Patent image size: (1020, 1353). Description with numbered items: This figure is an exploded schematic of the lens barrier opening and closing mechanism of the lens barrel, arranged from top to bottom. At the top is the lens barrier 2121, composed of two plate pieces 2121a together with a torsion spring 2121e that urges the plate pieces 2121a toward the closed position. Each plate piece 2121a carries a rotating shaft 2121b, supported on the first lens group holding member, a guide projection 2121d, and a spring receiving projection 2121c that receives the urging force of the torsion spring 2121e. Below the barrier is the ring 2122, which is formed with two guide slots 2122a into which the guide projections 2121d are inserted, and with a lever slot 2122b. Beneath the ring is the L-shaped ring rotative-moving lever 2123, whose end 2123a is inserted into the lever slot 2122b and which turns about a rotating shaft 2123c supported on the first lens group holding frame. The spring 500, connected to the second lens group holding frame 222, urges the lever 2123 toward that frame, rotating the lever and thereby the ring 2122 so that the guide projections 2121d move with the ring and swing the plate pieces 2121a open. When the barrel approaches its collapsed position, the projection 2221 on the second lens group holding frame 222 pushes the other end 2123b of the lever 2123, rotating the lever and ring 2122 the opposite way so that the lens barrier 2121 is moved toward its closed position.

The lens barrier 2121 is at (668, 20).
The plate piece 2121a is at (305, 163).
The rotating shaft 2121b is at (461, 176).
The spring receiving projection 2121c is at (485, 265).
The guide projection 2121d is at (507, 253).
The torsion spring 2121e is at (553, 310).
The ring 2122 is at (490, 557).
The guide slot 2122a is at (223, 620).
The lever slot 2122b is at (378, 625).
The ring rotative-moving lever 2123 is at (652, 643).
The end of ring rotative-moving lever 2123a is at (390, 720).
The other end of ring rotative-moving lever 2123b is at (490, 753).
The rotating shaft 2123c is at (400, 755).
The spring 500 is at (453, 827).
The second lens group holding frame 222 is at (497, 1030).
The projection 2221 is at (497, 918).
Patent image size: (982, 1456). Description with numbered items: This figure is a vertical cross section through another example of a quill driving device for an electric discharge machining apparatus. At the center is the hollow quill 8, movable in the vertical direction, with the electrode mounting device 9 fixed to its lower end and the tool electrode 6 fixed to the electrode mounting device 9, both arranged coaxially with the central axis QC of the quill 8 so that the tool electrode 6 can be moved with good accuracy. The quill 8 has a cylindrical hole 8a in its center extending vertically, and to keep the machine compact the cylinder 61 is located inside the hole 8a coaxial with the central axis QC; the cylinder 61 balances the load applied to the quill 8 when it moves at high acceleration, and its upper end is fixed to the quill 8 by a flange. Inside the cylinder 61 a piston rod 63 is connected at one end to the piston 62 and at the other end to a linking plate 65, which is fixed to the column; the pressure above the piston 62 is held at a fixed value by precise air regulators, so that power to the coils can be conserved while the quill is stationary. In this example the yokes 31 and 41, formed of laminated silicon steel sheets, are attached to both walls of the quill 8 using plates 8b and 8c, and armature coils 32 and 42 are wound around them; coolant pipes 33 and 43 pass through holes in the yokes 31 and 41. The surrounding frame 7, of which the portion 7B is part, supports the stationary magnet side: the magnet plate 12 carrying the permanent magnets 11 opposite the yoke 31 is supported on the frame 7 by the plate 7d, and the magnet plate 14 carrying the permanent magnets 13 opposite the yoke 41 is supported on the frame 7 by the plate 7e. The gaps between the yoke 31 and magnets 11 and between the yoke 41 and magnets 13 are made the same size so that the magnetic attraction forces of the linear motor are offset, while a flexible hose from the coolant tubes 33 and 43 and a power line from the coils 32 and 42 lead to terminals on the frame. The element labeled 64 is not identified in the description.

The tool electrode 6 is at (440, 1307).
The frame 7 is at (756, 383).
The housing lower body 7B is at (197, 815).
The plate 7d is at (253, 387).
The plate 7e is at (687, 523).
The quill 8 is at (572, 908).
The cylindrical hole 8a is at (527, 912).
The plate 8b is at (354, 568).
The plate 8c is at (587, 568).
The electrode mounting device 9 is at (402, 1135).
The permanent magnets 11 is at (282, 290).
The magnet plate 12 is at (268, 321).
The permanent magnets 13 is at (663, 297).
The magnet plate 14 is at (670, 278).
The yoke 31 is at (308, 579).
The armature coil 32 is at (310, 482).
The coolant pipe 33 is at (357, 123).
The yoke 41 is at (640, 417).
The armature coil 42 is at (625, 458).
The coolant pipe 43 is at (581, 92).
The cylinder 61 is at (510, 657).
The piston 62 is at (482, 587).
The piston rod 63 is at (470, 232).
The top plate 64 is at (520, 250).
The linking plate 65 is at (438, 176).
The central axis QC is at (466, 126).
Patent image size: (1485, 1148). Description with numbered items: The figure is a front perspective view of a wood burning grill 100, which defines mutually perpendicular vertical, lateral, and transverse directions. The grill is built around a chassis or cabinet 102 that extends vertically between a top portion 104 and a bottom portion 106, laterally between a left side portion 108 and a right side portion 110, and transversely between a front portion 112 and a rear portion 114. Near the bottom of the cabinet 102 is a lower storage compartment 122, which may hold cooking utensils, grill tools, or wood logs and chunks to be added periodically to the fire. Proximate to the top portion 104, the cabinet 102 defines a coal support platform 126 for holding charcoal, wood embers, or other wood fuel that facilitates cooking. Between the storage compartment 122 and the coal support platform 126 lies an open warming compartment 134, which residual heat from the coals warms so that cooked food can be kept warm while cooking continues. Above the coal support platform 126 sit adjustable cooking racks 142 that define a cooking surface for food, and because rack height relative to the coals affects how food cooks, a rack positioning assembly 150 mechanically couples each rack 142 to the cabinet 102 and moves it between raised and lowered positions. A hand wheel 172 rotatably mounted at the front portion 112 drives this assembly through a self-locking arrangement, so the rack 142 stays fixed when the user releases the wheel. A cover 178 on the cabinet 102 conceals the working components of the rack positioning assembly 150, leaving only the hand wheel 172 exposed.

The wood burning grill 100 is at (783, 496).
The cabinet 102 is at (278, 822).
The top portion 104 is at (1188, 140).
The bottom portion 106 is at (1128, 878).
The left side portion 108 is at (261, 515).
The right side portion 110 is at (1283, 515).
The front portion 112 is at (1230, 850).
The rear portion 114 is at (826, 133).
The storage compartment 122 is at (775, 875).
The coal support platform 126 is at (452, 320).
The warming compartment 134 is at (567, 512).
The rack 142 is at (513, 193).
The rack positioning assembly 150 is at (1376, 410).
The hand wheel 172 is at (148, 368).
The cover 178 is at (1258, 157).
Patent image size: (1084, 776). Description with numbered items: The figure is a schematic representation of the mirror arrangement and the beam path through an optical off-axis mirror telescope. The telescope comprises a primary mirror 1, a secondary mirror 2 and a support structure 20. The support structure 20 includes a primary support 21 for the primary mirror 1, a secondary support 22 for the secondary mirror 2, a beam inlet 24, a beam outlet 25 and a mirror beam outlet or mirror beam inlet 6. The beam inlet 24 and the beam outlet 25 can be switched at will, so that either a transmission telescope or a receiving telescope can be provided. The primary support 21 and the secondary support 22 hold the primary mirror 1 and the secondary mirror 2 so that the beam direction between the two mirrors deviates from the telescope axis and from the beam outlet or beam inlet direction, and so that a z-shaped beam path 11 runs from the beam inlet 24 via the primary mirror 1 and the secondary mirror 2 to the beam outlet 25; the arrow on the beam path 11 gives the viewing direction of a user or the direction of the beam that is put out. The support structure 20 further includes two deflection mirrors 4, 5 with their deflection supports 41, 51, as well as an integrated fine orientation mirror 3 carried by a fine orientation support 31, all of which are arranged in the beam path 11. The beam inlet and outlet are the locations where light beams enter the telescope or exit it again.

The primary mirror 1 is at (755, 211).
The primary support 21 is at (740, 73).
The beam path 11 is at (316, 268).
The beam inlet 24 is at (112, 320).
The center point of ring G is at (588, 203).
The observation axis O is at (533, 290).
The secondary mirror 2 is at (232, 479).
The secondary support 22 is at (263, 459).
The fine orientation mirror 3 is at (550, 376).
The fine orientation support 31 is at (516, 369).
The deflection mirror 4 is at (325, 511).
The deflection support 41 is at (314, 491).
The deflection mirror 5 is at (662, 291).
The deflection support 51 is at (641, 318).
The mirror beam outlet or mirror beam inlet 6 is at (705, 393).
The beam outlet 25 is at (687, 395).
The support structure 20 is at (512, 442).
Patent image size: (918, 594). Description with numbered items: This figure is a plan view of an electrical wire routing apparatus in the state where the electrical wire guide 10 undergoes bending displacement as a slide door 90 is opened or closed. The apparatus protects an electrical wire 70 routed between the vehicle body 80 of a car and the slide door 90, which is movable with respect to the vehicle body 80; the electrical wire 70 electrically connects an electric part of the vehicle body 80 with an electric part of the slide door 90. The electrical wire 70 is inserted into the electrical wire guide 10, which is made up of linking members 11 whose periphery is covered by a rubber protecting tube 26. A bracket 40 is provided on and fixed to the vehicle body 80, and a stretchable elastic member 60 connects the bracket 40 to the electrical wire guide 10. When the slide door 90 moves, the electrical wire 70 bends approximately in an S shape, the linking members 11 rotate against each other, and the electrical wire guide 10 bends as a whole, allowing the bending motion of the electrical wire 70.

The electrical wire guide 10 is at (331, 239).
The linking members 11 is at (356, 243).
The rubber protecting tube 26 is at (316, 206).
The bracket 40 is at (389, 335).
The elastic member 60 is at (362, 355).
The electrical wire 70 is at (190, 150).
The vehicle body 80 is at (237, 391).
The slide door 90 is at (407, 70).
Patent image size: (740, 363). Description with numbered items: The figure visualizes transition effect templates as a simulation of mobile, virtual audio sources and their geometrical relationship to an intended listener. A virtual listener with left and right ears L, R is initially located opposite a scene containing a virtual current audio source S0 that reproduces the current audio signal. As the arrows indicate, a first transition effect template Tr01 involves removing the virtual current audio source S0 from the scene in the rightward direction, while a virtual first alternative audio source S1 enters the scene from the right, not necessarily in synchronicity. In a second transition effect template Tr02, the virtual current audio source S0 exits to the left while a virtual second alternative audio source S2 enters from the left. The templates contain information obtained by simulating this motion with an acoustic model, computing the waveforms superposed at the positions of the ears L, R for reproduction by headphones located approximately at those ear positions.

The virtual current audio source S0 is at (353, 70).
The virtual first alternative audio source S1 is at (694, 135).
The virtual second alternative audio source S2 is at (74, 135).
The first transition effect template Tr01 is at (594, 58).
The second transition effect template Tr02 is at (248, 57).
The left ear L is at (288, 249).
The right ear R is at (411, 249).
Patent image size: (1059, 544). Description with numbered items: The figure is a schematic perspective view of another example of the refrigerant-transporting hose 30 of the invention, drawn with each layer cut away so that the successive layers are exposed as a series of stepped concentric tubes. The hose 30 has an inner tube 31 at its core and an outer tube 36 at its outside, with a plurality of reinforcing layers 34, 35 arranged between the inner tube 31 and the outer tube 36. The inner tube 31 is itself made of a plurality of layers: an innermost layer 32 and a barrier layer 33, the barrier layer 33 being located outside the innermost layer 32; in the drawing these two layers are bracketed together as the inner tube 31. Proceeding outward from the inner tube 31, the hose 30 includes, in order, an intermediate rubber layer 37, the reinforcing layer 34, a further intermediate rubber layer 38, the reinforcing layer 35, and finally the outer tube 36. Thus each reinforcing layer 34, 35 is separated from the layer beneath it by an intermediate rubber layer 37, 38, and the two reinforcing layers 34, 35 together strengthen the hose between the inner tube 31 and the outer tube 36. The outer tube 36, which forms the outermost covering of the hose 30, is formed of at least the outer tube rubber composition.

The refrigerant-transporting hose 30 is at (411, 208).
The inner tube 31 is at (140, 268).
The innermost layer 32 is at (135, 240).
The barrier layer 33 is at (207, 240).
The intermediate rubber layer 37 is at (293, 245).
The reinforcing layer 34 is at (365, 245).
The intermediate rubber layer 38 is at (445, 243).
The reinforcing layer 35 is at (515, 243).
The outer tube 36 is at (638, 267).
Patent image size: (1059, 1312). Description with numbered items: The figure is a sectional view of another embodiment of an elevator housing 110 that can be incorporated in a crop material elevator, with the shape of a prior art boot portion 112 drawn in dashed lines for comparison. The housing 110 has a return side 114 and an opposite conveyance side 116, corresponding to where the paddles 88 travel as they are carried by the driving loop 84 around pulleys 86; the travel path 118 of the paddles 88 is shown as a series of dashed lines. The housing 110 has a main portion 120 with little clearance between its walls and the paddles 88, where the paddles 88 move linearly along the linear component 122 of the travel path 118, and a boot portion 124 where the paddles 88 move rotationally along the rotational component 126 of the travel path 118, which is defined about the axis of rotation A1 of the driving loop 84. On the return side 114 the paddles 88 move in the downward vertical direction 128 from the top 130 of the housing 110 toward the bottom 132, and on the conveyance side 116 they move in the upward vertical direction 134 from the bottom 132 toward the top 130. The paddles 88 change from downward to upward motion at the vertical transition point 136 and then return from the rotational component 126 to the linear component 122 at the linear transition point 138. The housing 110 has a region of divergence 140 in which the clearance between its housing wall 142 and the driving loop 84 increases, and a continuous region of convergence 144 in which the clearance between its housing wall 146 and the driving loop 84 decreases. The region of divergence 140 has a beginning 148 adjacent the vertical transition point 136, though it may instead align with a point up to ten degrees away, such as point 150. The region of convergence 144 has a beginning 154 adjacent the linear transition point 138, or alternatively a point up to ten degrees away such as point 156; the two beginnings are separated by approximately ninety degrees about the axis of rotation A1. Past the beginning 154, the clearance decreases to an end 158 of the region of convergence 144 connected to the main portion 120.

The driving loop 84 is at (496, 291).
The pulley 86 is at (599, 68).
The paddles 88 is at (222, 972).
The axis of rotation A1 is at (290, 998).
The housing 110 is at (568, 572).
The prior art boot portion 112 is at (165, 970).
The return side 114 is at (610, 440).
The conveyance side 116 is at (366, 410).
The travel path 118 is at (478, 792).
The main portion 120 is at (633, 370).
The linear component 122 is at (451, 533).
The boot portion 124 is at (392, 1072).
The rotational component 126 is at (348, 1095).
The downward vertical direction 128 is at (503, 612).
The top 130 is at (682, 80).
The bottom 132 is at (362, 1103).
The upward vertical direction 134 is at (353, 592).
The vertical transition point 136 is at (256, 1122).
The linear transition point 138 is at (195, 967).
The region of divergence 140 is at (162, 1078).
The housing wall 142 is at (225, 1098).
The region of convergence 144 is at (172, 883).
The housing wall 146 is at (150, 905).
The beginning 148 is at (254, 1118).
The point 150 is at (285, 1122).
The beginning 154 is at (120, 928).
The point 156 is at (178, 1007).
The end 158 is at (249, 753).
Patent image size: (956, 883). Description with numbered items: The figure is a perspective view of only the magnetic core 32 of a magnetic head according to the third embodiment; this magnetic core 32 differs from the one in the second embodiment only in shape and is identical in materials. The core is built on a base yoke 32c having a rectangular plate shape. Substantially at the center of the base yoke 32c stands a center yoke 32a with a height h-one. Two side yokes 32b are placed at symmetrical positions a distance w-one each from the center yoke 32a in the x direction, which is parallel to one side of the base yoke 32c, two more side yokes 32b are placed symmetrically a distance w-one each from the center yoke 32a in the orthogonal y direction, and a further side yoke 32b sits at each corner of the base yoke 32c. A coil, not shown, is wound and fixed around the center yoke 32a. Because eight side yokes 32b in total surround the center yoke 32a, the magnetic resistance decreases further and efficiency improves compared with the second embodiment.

§ **WRITTEN EXERCISE**
Write out the lines starting at the one containing "Patent image size: (740, 363)." and ending at the one containing "The first transition", both included, exactly as they appear in the entries.

§ **TASK ANSWER**
Patent image size: (740, 363). Description with numbered items: The figure visualizes transition effect templates as a simulation of mobile, virtual audio sources and their geometrical relationship to an intended listener. A virtual listener with left and right ears L, R is initially located opposite a scene containing a virtual current audio source S0 that reproduces the current audio signal. As the arrows indicate, a first transition effect template Tr01 involves removing the virtual current audio source S0 from the scene in the rightward direction, while a virtual first alternative audio source S1 enters the scene from the right, not necessarily in synchronicity. In a second transition effect template Tr02, the virtual current audio source S0 exits to the left while a virtual second alternative audio source S2 enters from the left. The templates contain information obtained by simulating this motion with an acoustic model, computing the waveforms superposed at the positions of the ears L, R for reproduction by headphones located approximately at those ear positions.

The virtual current audio source S0 is at (353, 70).
The virtual first alternative audio source S1 is at (694, 135).
The virtual second alternative audio source S2 is at (74, 135).
The first transition effect template Tr01 is at (594, 58).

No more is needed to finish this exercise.